EXERCISE DETAILS: The lines to extract start at the one containing "Read all visible content and emit it as JSON." and end with the last line; give them exactly and nothing more.

== == ==

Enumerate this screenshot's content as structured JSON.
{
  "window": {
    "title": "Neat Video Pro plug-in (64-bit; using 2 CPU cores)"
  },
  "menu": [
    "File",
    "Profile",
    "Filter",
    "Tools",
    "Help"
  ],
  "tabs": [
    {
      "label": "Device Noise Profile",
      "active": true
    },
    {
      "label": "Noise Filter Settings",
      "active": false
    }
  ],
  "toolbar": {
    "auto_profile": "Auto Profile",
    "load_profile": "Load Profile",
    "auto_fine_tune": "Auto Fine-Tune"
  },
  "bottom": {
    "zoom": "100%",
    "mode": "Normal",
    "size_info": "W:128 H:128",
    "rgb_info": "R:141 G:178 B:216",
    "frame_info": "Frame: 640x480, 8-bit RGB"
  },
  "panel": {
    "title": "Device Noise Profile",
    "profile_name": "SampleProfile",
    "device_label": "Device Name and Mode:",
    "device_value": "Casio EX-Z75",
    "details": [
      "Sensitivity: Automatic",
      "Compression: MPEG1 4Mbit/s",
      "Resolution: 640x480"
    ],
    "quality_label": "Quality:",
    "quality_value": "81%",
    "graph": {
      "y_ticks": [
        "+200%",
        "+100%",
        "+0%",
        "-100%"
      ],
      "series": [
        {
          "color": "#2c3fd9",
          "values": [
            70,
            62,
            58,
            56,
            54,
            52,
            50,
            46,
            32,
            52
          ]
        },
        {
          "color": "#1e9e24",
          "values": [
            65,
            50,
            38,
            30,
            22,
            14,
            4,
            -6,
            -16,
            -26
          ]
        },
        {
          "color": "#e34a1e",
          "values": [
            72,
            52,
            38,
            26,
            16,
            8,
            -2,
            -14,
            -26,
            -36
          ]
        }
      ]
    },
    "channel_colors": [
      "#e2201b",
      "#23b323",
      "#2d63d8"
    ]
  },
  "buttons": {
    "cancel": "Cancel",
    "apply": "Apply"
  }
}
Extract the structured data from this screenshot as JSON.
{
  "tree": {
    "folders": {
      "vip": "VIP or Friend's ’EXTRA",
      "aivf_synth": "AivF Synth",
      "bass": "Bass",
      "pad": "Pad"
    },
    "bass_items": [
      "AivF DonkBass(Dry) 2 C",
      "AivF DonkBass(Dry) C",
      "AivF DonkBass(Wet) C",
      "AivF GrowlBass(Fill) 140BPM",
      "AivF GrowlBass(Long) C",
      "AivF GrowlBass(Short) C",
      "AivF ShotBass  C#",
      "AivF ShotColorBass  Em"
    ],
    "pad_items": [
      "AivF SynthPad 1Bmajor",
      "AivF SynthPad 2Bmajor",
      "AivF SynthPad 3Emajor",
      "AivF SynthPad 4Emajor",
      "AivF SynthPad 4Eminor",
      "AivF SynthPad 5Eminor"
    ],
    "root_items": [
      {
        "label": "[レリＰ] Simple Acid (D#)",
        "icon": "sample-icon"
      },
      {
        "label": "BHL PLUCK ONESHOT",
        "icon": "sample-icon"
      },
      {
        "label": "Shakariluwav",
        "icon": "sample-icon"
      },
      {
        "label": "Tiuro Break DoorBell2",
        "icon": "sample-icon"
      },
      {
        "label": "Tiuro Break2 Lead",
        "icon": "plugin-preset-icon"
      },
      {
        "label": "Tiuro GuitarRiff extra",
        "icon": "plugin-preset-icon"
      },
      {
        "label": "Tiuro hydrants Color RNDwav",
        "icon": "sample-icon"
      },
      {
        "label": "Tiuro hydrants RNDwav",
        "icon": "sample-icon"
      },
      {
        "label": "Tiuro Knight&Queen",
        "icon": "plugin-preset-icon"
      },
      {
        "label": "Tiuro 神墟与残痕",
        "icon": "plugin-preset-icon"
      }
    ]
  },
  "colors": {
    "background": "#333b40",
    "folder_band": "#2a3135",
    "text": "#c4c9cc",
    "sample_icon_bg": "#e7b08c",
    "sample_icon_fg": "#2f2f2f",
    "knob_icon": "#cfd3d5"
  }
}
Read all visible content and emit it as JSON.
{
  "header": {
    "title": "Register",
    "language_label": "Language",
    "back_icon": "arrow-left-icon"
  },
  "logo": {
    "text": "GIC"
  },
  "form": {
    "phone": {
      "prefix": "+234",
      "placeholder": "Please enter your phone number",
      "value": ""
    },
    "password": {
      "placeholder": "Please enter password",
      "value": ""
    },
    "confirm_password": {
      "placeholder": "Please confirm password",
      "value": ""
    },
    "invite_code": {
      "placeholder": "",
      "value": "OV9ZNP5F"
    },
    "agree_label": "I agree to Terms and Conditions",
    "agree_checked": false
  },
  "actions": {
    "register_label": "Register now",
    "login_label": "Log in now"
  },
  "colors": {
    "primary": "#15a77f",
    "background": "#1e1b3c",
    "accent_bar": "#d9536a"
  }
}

== == ==

EXERCISE SOLUTION:
Read all visible content and emit it as JSON.
{
  "header": {
    "title": "Register",
    "language_label": "Language",
    "back_icon": "arrow-left-icon"
  },
  "logo": {
    "text": "GIC"
  },
  "form": {
    "phone": {
      "prefix": "+234",
      "placeholder": "Please enter your phone number",
      "value": ""
    },
    "password": {
      "placeholder": "Please enter password",
      "value": ""
    },
    "confirm_password": {
      "placeholder": "Please confirm password",
      "value": ""
    },
    "invite_code": {
      "placeholder": "",
      "value": "OV9ZNP5F"
    },
    "agree_label": "I agree to Terms and Conditions",
    "agree_checked": false
  },
  "actions": {
    "register_label": "Register now",
    "login_label": "Log in now"
  },
  "colors": {
    "primary": "#15a77f",
    "background": "#1e1b3c",
    "accent_bar": "#d9536a"
  }
}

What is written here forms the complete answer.